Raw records
□ □ □ □ □

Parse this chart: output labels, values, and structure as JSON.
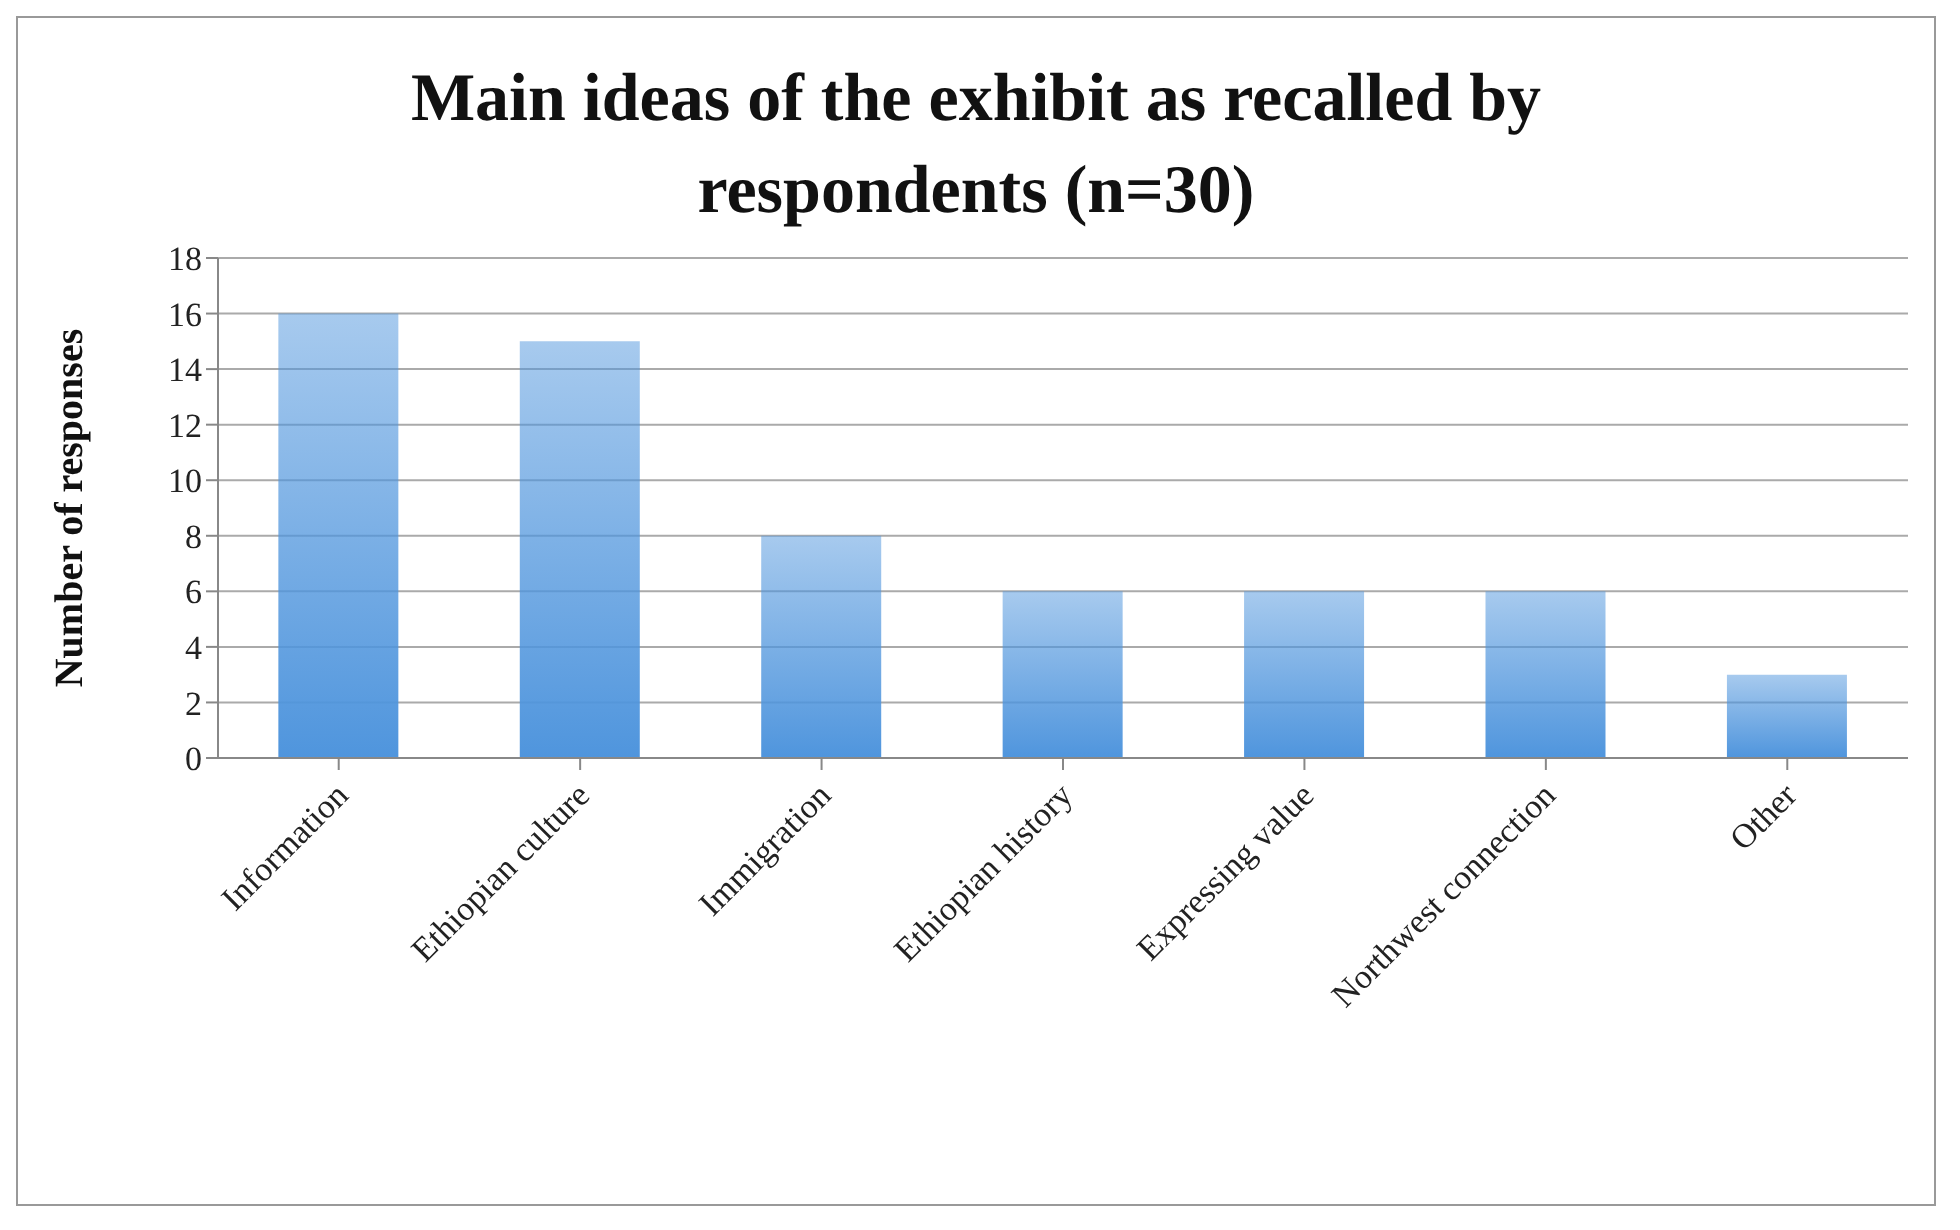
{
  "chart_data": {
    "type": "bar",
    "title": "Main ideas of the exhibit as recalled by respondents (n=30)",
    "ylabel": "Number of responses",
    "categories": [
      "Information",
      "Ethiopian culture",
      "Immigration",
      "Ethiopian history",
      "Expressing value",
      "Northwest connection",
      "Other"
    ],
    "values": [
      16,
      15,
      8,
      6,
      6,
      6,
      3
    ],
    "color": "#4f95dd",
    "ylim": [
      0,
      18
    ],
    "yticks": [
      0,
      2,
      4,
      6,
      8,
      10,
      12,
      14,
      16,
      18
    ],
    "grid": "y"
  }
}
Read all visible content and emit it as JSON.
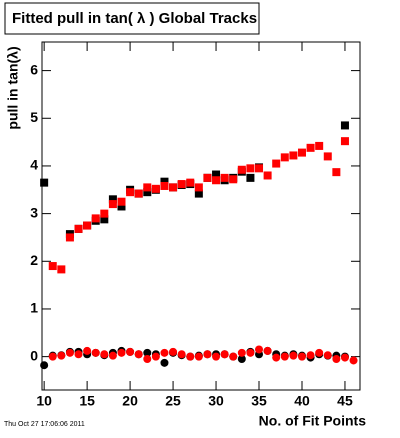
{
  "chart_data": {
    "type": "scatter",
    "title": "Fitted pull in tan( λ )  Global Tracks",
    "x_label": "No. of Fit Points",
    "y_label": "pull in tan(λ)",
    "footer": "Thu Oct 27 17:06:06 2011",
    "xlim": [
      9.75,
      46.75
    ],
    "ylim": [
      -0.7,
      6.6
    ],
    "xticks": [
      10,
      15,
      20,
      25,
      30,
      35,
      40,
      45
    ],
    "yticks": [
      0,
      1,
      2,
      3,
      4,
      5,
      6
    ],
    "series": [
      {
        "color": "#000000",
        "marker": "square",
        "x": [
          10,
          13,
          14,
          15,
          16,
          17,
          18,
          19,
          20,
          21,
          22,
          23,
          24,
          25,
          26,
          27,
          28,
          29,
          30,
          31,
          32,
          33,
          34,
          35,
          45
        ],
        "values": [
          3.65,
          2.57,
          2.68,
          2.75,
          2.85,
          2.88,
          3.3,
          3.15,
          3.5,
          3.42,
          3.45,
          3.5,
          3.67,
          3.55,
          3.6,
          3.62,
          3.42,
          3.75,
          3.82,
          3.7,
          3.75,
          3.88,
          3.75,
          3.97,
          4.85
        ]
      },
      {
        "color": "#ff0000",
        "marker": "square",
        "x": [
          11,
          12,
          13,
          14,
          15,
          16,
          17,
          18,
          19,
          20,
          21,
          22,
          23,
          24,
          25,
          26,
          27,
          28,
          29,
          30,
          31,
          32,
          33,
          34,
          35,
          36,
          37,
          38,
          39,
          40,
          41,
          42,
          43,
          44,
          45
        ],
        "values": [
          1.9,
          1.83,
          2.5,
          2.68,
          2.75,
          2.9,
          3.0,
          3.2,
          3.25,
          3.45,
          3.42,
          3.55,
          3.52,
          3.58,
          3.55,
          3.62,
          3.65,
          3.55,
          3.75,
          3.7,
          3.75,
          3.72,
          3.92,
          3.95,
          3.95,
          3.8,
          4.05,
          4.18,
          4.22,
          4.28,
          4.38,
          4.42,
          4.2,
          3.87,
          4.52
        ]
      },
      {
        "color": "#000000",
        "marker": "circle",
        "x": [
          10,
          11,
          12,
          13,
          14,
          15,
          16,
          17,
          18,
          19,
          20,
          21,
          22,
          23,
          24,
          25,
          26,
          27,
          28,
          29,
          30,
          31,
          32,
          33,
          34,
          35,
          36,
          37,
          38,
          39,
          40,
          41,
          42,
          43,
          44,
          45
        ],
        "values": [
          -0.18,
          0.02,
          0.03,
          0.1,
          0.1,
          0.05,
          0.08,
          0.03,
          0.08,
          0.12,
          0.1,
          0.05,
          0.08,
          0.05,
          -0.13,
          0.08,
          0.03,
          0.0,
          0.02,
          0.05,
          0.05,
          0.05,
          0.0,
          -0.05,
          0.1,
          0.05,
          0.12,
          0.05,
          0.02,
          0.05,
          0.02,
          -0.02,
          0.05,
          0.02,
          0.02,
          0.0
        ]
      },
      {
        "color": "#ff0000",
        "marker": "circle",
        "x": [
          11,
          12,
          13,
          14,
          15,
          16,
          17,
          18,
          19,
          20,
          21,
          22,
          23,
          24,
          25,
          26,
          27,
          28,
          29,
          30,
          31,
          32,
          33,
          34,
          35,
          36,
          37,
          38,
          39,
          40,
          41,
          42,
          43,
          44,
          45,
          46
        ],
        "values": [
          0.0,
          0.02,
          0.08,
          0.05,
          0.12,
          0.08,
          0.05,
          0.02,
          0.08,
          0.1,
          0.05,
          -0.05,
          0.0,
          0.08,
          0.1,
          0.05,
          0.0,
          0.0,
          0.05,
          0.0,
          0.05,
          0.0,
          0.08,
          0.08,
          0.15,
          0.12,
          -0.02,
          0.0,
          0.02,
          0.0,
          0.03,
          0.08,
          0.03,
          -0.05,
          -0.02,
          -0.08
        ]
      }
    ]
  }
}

□ □ □ □ □

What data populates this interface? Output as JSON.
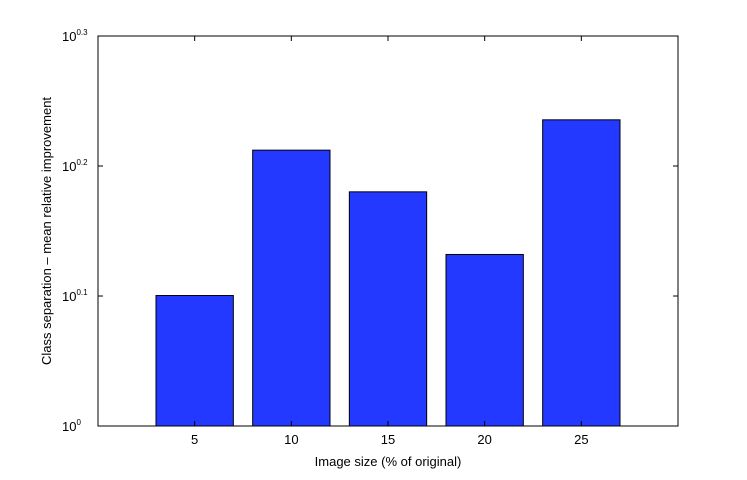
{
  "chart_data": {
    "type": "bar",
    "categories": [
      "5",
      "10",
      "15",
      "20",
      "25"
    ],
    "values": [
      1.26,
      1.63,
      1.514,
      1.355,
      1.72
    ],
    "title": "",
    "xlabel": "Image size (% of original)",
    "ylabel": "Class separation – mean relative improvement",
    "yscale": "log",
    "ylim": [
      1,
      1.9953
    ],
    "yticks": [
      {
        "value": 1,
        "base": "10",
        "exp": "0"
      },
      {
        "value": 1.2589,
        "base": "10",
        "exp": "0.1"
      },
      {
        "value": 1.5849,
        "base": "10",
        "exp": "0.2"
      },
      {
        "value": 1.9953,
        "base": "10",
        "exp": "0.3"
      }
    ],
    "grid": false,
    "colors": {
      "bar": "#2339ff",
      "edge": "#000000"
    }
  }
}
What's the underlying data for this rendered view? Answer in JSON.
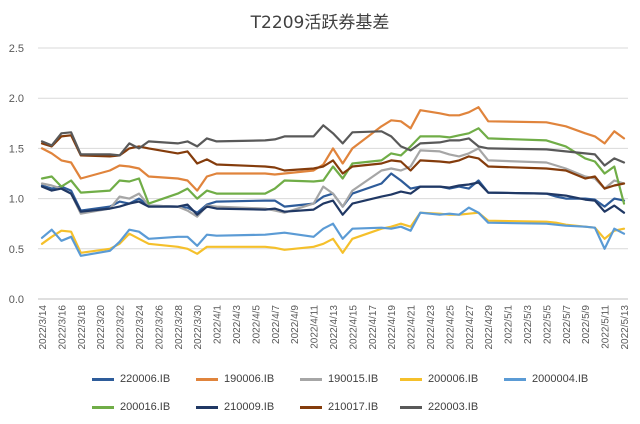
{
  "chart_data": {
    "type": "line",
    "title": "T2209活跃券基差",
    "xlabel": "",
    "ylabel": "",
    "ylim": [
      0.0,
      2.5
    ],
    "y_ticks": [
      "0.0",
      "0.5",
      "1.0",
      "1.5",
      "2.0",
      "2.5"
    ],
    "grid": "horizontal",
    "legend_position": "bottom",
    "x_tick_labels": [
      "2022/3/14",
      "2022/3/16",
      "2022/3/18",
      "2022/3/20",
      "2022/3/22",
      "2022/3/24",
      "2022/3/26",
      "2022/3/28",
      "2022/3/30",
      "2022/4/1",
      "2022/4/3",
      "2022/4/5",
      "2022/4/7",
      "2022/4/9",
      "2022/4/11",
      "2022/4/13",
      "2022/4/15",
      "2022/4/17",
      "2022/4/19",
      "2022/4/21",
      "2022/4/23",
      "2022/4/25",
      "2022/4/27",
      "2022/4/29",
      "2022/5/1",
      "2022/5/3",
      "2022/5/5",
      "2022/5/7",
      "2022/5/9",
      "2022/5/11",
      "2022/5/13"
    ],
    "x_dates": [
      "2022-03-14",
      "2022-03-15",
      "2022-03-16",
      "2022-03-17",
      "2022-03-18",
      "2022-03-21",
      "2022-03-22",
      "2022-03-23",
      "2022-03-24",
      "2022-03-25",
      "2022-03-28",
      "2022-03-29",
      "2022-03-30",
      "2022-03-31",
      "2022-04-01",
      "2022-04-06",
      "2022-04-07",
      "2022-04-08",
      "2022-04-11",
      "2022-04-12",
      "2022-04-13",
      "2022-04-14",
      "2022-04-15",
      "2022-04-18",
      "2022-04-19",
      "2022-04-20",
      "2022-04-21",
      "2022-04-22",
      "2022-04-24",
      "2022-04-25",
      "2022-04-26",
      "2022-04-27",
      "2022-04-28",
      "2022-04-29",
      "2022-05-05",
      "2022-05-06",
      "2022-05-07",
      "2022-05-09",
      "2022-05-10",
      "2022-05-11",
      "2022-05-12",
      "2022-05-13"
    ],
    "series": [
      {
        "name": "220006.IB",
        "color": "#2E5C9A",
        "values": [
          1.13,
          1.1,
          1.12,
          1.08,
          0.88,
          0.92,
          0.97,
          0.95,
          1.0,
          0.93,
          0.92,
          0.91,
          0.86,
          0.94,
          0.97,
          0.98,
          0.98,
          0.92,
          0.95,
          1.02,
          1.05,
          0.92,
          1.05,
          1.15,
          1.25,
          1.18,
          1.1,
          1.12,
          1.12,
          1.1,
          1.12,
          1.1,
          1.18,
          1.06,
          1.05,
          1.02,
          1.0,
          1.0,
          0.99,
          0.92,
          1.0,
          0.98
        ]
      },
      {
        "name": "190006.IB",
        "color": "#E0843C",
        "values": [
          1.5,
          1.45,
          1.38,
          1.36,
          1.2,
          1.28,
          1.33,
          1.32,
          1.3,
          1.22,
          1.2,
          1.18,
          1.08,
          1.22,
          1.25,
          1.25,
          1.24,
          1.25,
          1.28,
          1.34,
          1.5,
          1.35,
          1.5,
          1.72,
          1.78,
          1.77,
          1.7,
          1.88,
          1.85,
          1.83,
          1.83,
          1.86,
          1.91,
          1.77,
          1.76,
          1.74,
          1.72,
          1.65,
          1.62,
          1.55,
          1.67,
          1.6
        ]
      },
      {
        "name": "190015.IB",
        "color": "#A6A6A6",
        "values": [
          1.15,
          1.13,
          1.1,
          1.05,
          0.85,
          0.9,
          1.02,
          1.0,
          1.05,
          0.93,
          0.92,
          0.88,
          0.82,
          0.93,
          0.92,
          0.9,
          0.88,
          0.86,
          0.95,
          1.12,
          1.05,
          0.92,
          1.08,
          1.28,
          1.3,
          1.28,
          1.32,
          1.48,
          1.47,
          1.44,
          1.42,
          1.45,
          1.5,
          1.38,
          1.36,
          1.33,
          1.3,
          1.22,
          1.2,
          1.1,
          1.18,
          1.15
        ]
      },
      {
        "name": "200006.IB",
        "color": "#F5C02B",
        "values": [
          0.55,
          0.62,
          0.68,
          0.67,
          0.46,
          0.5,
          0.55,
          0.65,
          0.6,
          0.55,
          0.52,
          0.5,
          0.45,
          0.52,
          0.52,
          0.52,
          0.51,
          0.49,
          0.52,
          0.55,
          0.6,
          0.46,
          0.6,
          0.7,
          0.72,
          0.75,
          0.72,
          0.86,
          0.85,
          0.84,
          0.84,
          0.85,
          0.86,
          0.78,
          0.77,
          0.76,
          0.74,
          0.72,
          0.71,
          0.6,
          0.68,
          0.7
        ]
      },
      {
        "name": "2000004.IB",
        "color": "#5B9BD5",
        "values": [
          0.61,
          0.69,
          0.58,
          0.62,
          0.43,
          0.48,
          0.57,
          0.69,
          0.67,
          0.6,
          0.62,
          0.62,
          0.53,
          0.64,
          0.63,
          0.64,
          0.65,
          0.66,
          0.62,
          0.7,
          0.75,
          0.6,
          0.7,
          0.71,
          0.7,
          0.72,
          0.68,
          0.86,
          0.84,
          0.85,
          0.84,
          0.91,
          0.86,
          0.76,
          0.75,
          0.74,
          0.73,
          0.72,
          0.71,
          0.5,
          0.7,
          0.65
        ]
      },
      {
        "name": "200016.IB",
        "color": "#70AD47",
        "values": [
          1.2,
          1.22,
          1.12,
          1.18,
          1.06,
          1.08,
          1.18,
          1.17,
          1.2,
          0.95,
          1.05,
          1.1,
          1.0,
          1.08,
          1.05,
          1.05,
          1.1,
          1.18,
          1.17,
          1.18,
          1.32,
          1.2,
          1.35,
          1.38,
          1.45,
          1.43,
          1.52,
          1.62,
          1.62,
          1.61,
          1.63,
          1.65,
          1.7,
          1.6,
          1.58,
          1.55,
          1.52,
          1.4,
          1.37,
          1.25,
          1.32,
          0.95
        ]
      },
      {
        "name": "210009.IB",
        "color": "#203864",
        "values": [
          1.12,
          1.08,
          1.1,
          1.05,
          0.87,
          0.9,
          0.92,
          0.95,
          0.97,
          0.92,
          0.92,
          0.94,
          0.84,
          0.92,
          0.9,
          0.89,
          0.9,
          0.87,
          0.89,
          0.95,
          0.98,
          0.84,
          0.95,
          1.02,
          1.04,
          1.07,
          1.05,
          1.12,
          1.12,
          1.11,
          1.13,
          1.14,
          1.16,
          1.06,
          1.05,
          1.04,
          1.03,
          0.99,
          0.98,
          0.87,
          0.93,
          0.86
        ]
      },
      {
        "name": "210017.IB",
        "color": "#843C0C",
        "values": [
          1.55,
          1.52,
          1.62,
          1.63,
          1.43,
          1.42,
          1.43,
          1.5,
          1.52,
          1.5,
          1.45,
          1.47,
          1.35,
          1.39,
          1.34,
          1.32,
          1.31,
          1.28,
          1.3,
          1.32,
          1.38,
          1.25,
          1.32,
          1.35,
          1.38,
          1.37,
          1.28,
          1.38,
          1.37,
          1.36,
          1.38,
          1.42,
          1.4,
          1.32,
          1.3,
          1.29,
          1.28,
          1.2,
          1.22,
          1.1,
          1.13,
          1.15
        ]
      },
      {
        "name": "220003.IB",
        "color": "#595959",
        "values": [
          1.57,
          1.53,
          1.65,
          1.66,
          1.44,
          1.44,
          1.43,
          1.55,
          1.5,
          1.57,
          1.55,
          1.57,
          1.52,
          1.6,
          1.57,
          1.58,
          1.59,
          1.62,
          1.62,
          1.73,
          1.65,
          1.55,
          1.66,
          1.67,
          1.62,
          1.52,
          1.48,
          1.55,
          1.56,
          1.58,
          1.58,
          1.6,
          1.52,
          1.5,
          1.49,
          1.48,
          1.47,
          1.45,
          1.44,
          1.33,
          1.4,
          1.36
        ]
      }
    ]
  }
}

□ □ □ □ □

Set exercise
In the entries above, count every line containing the word "JSON". Write only the total.

Correct result
4